Retype the records below exactly. Leave nothing out.

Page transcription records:
◆ ◆ ◆ ◆
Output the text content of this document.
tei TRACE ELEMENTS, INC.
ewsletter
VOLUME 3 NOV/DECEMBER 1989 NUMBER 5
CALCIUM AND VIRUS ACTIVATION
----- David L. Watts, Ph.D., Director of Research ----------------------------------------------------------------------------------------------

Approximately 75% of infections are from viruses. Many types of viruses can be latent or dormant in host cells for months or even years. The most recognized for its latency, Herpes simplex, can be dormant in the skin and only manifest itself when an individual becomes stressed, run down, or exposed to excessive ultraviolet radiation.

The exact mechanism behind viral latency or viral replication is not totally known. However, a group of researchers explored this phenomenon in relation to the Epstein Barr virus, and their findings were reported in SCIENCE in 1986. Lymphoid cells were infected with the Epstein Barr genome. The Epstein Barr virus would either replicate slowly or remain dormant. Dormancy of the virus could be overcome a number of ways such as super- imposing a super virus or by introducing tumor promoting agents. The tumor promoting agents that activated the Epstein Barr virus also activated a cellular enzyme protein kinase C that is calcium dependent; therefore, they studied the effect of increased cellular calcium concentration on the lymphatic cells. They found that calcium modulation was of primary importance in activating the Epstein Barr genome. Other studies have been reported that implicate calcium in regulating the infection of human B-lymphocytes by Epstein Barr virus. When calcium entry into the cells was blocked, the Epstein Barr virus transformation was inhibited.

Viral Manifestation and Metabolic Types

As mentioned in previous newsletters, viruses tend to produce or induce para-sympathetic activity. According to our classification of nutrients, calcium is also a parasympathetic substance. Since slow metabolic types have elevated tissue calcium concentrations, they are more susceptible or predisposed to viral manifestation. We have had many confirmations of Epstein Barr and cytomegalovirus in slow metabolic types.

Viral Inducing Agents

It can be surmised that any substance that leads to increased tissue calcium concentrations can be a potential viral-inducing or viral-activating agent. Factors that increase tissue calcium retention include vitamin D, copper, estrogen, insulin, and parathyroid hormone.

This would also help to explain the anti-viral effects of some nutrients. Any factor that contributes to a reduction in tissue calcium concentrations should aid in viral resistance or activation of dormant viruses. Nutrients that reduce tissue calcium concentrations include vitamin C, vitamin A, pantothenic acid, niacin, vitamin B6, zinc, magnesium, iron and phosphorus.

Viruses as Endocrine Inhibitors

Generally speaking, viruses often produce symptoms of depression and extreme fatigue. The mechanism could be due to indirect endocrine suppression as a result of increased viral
◆ ◆ ◆ ◆
**Response to this task:**
Output the text content of this document.
tei TRACE ELEMENTS, INC.
ewsletter
VOLUME 3 NOV/DECEMBER 1989 NUMBER 5
CALCIUM AND VIRUS ACTIVATION
----- David L. Watts, Ph.D., Director of Research ----------------------------------------------------------------------------------------------

Approximately 75% of infections are from viruses. Many types of viruses can be latent or dormant in host cells for months or even years. The most recognized for its latency, Herpes simplex, can be dormant in the skin and only manifest itself when an individual becomes stressed, run down, or exposed to excessive ultraviolet radiation.

The exact mechanism behind viral latency or viral replication is not totally known. However, a group of researchers explored this phenomenon in relation to the Epstein Barr virus, and their findings were reported in SCIENCE in 1986. Lymphoid cells were infected with the Epstein Barr genome. The Epstein Barr virus would either replicate slowly or remain dormant. Dormancy of the virus could be overcome a number of ways such as super- imposing a super virus or by introducing tumor promoting agents. The tumor promoting agents that activated the Epstein Barr virus also activated a cellular enzyme protein kinase C that is calcium dependent; therefore, they studied the effect of increased cellular calcium concentration on the lymphatic cells. They found that calcium modulation was of primary importance in activating the Epstein Barr genome. Other studies have been reported that implicate calcium in regulating the infection of human B-lymphocytes by Epstein Barr virus. When calcium entry into the cells was blocked, the Epstein Barr virus transformation was inhibited.

Viral Manifestation and Metabolic Types

As mentioned in previous newsletters, viruses tend to produce or induce para-sympathetic activity. According to our classification of nutrients, calcium is also a parasympathetic substance. Since slow metabolic types have elevated tissue calcium concentrations, they are more susceptible or predisposed to viral manifestation. We have had many confirmations of Epstein Barr and cytomegalovirus in slow metabolic types.

Viral Inducing Agents

It can be surmised that any substance that leads to increased tissue calcium concentrations can be a potential viral-inducing or viral-activating agent. Factors that increase tissue calcium retention include vitamin D, copper, estrogen, insulin, and parathyroid hormone.

This would also help to explain the anti-viral effects of some nutrients. Any factor that contributes to a reduction in tissue calcium concentrations should aid in viral resistance or activation of dormant viruses. Nutrients that reduce tissue calcium concentrations include vitamin C, vitamin A, pantothenic acid, niacin, vitamin B6, zinc, magnesium, iron and phosphorus.

Viruses as Endocrine Inhibitors

Generally speaking, viruses often produce symptoms of depression and extreme fatigue. The mechanism could be due to indirect endocrine suppression as a result of increased viral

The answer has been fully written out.